[Start]
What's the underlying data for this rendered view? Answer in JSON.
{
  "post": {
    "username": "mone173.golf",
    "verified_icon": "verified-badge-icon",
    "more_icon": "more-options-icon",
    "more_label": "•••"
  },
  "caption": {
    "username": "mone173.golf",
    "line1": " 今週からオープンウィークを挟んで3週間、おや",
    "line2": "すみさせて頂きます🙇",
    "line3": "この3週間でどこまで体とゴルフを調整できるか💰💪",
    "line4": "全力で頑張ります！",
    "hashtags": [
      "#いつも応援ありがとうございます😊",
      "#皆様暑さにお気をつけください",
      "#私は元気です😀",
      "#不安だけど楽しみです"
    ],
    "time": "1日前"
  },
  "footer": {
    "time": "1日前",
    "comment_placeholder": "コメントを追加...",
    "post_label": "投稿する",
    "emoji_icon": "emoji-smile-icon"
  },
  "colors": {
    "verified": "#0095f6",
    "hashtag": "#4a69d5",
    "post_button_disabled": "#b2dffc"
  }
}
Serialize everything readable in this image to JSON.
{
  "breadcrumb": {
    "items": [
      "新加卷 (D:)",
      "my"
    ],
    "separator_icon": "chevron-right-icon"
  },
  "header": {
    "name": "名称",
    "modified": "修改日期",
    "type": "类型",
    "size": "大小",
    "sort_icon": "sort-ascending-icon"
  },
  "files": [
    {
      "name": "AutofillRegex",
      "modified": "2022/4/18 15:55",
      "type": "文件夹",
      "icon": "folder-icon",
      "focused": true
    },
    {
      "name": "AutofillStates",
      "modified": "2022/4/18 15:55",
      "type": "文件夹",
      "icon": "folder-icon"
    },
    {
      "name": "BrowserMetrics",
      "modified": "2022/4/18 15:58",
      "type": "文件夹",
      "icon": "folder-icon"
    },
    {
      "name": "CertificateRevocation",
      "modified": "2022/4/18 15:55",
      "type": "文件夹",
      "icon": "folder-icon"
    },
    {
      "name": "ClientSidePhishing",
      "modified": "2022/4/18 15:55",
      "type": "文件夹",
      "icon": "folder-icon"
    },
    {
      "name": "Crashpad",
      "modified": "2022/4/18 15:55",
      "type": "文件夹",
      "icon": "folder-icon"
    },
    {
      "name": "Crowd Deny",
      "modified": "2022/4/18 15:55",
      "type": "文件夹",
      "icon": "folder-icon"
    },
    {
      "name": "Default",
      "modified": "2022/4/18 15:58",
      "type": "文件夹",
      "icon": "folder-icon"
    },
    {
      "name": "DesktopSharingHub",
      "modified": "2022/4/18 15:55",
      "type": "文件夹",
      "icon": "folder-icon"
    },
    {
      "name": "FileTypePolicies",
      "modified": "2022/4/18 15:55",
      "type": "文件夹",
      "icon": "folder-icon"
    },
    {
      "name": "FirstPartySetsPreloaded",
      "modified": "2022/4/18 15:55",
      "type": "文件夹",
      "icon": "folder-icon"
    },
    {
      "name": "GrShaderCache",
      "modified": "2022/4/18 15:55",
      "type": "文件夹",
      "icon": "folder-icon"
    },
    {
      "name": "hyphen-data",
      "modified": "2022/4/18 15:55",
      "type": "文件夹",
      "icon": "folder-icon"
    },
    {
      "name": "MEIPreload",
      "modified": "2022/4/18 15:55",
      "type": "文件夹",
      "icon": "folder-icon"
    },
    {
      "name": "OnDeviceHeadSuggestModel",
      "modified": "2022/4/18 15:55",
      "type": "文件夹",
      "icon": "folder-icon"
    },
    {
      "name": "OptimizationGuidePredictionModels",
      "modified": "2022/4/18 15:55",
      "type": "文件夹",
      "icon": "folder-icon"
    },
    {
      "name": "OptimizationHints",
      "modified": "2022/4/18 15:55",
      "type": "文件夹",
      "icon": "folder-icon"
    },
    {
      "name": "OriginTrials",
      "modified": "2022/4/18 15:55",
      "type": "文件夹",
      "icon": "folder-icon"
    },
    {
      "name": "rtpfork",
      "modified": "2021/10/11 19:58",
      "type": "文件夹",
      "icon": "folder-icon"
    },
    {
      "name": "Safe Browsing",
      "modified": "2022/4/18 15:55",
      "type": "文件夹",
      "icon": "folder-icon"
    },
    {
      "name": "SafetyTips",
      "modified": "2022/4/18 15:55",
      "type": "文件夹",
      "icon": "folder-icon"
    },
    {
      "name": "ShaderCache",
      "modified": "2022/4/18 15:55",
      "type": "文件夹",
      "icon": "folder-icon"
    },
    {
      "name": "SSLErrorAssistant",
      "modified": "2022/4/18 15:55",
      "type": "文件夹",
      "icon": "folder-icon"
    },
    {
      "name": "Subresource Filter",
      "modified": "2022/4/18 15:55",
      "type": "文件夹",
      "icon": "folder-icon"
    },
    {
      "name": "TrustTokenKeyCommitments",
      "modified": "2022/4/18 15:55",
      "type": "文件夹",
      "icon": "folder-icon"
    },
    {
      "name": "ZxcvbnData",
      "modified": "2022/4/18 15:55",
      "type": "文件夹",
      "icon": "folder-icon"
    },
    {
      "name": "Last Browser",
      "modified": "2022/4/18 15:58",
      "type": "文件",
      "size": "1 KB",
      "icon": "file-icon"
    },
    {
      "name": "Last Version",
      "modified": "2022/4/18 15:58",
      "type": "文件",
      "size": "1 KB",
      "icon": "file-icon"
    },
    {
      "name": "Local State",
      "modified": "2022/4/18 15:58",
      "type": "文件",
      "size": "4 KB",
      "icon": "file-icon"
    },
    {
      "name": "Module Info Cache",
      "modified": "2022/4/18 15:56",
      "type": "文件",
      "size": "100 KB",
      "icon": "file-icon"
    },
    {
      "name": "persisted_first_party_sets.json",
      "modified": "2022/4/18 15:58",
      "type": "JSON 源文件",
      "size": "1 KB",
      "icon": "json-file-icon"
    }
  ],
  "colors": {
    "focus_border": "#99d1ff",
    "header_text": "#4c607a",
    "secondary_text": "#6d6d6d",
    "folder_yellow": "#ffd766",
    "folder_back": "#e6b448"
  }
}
[End]
To be done:
Write out the full set of records exactly as given.

Written response:
What's the underlying data for this rendered view? Answer in JSON.
{
  "post": {
    "username": "mone173.golf",
    "verified_icon": "verified-badge-icon",
    "more_icon": "more-options-icon",
    "more_label": "•••"
  },
  "caption": {
    "username": "mone173.golf",
    "line1": " 今週からオープンウィークを挟んで3週間、おや",
    "line2": "すみさせて頂きます🙇",
    "line3": "この3週間でどこまで体とゴルフを調整できるか💰💪",
    "line4": "全力で頑張ります！",
    "hashtags": [
      "#いつも応援ありがとうございます😊",
      "#皆様暑さにお気をつけください",
      "#私は元気です😀",
      "#不安だけど楽しみです"
    ],
    "time": "1日前"
  },
  "footer": {
    "time": "1日前",
    "comment_placeholder": "コメントを追加...",
    "post_label": "投稿する",
    "emoji_icon": "emoji-smile-icon"
  },
  "colors": {
    "verified": "#0095f6",
    "hashtag": "#4a69d5",
    "post_button_disabled": "#b2dffc"
  }
}
Serialize everything readable in this image to JSON.
{
  "breadcrumb": {
    "items": [
      "新加卷 (D:)",
      "my"
    ],
    "separator_icon": "chevron-right-icon"
  },
  "header": {
    "name": "名称",
    "modified": "修改日期",
    "type": "类型",
    "size": "大小",
    "sort_icon": "sort-ascending-icon"
  },
  "files": [
    {
      "name": "AutofillRegex",
      "modified": "2022/4/18 15:55",
      "type": "文件夹",
      "icon": "folder-icon",
      "focused": true
    },
    {
      "name": "AutofillStates",
      "modified": "2022/4/18 15:55",
      "type": "文件夹",
      "icon": "folder-icon"
    },
    {
      "name": "BrowserMetrics",
      "modified": "2022/4/18 15:58",
      "type": "文件夹",
      "icon": "folder-icon"
    },
    {
      "name": "CertificateRevocation",
      "modified": "2022/4/18 15:55",
      "type": "文件夹",
      "icon": "folder-icon"
    },
    {
      "name": "ClientSidePhishing",
      "modified": "2022/4/18 15:55",
      "type": "文件夹",
      "icon": "folder-icon"
    },
    {
      "name": "Crashpad",
      "modified": "2022/4/18 15:55",
      "type": "文件夹",
      "icon": "folder-icon"
    },
    {
      "name": "Crowd Deny",
      "modified": "2022/4/18 15:55",
      "type": "文件夹",
      "icon": "folder-icon"
    },
    {
      "name": "Default",
      "modified": "2022/4/18 15:58",
      "type": "文件夹",
      "icon": "folder-icon"
    },
    {
      "name": "DesktopSharingHub",
      "modified": "2022/4/18 15:55",
      "type": "文件夹",
      "icon": "folder-icon"
    },
    {
      "name": "FileTypePolicies",
      "modified": "2022/4/18 15:55",
      "type": "文件夹",
      "icon": "folder-icon"
    },
    {
      "name": "FirstPartySetsPreloaded",
      "modified": "2022/4/18 15:55",
      "type": "文件夹",
      "icon": "folder-icon"
    },
    {
      "name": "GrShaderCache",
      "modified": "2022/4/18 15:55",
      "type": "文件夹",
      "icon": "folder-icon"
    },
    {
      "name": "hyphen-data",
      "modified": "2022/4/18 15:55",
      "type": "文件夹",
      "icon": "folder-icon"
    },
    {
      "name": "MEIPreload",
      "modified": "2022/4/18 15:55",
      "type": "文件夹",
      "icon": "folder-icon"
    },
    {
      "name": "OnDeviceHeadSuggestModel",
      "modified": "2022/4/18 15:55",
      "type": "文件夹",
      "icon": "folder-icon"
    },
    {
      "name": "OptimizationGuidePredictionModels",
      "modified": "2022/4/18 15:55",
      "type": "文件夹",
      "icon": "folder-icon"
    },
    {
      "name": "OptimizationHints",
      "modified": "2022/4/18 15:55",
      "type": "文件夹",
      "icon": "folder-icon"
    },
    {
      "name": "OriginTrials",
      "modified": "2022/4/18 15:55",
      "type": "文件夹",
      "icon": "folder-icon"
    },
    {
      "name": "rtpfork",
      "modified": "2021/10/11 19:58",
      "type": "文件夹",
      "icon": "folder-icon"
    },
    {
      "name": "Safe Browsing",
      "modified": "2022/4/18 15:55",
      "type": "文件夹",
      "icon": "folder-icon"
    },
    {
      "name": "SafetyTips",
      "modified": "2022/4/18 15:55",
      "type": "文件夹",
      "icon": "folder-icon"
    },
    {
      "name": "ShaderCache",
      "modified": "2022/4/18 15:55",
      "type": "文件夹",
      "icon": "folder-icon"
    },
    {
      "name": "SSLErrorAssistant",
      "modified": "2022/4/18 15:55",
      "type": "文件夹",
      "icon": "folder-icon"
    },
    {
      "name": "Subresource Filter",
      "modified": "2022/4/18 15:55",
      "type": "文件夹",
      "icon": "folder-icon"
    },
    {
      "name": "TrustTokenKeyCommitments",
      "modified": "2022/4/18 15:55",
      "type": "文件夹",
      "icon": "folder-icon"
    },
    {
      "name": "ZxcvbnData",
      "modified": "2022/4/18 15:55",
      "type": "文件夹",
      "icon": "folder-icon"
    },
    {
      "name": "Last Browser",
      "modified": "2022/4/18 15:58",
      "type": "文件",
      "size": "1 KB",
      "icon": "file-icon"
    },
    {
      "name": "Last Version",
      "modified": "2022/4/18 15:58",
      "type": "文件",
      "size": "1 KB",
      "icon": "file-icon"
    },
    {
      "name": "Local State",
      "modified": "2022/4/18 15:58",
      "type": "文件",
      "size": "4 KB",
      "icon": "file-icon"
    },
    {
      "name": "Module Info Cache",
      "modified": "2022/4/18 15:56",
      "type": "文件",
      "size": "100 KB",
      "icon": "file-icon"
    },
    {
      "name": "persisted_first_party_sets.json",
      "modified": "2022/4/18 15:58",
      "type": "JSON 源文件",
      "size": "1 KB",
      "icon": "json-file-icon"
    }
  ],
  "colors": {
    "focus_border": "#99d1ff",
    "header_text": "#4c607a",
    "secondary_text": "#6d6d6d",
    "folder_yellow": "#ffd766",
    "folder_back": "#e6b448"
  }
}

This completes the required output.